## START Material for this exercise

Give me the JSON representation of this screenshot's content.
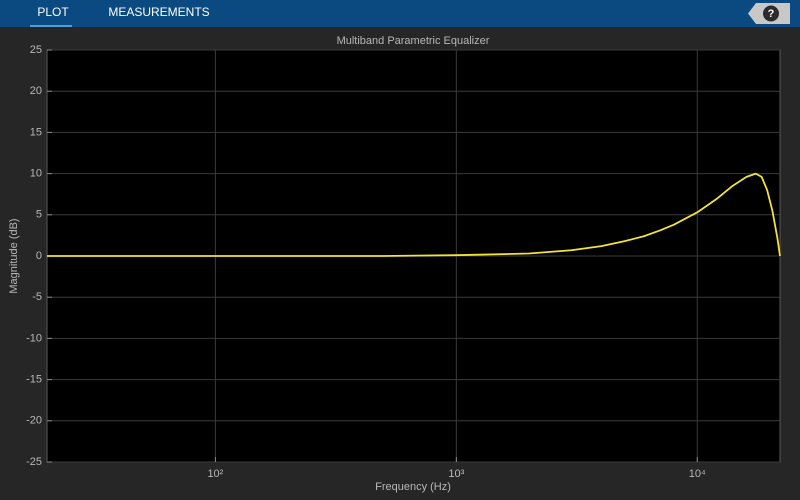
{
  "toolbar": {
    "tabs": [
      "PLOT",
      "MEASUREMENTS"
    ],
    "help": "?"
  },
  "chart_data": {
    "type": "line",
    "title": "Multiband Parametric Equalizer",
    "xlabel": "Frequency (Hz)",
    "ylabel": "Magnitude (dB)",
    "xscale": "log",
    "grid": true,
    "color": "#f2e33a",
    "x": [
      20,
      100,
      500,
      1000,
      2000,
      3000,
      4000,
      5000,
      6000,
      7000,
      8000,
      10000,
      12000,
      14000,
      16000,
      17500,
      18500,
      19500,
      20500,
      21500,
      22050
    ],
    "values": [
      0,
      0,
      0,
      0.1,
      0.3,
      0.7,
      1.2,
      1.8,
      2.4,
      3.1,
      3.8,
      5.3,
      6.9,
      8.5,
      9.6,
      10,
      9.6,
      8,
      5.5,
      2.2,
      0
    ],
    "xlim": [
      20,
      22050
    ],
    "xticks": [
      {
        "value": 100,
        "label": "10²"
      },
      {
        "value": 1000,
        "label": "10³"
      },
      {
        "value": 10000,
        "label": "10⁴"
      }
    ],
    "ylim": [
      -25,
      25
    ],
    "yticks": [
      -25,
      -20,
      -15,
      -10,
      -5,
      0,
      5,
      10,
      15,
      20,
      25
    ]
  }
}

## END Material for this exercise
## START Material for this exercise

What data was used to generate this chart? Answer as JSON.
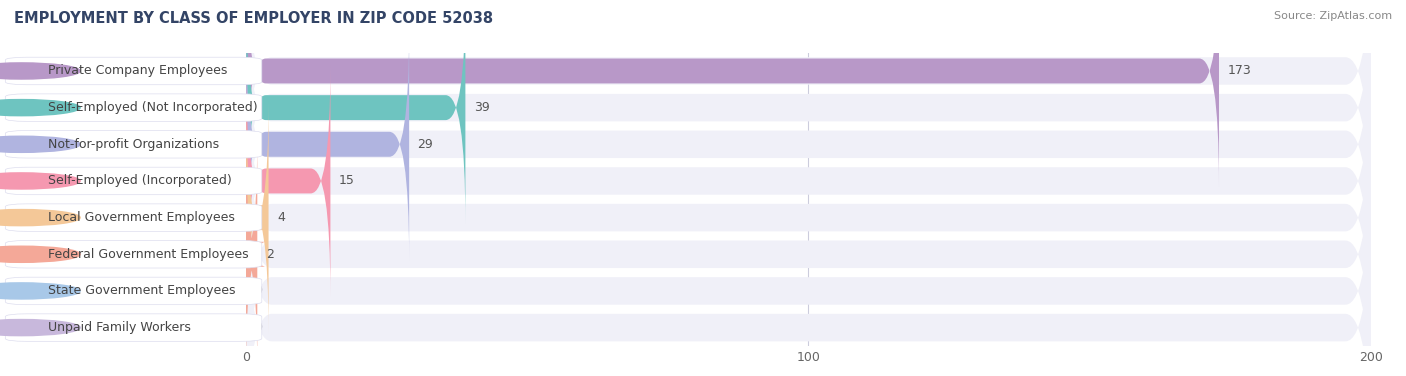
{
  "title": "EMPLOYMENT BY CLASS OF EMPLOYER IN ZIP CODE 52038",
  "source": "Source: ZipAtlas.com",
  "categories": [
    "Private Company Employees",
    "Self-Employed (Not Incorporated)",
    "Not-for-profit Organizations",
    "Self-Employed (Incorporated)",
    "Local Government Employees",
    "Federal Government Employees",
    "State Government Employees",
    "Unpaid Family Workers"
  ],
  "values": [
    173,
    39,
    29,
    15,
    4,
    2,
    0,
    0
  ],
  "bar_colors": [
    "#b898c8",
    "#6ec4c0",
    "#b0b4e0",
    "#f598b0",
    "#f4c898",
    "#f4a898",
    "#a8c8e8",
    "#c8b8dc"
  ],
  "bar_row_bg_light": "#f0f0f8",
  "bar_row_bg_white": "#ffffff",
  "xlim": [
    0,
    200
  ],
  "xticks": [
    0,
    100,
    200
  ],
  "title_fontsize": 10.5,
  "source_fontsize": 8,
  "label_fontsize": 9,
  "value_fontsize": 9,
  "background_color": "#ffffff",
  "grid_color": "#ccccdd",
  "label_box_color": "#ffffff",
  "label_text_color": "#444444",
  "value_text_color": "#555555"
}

## END Material for this exercise

** Do this **
Lines containing the word "JSON" must all be returned from the material above.

** The completed task **
Give me the JSON representation of this screenshot's content.
What data was used to generate this chart? Answer as JSON.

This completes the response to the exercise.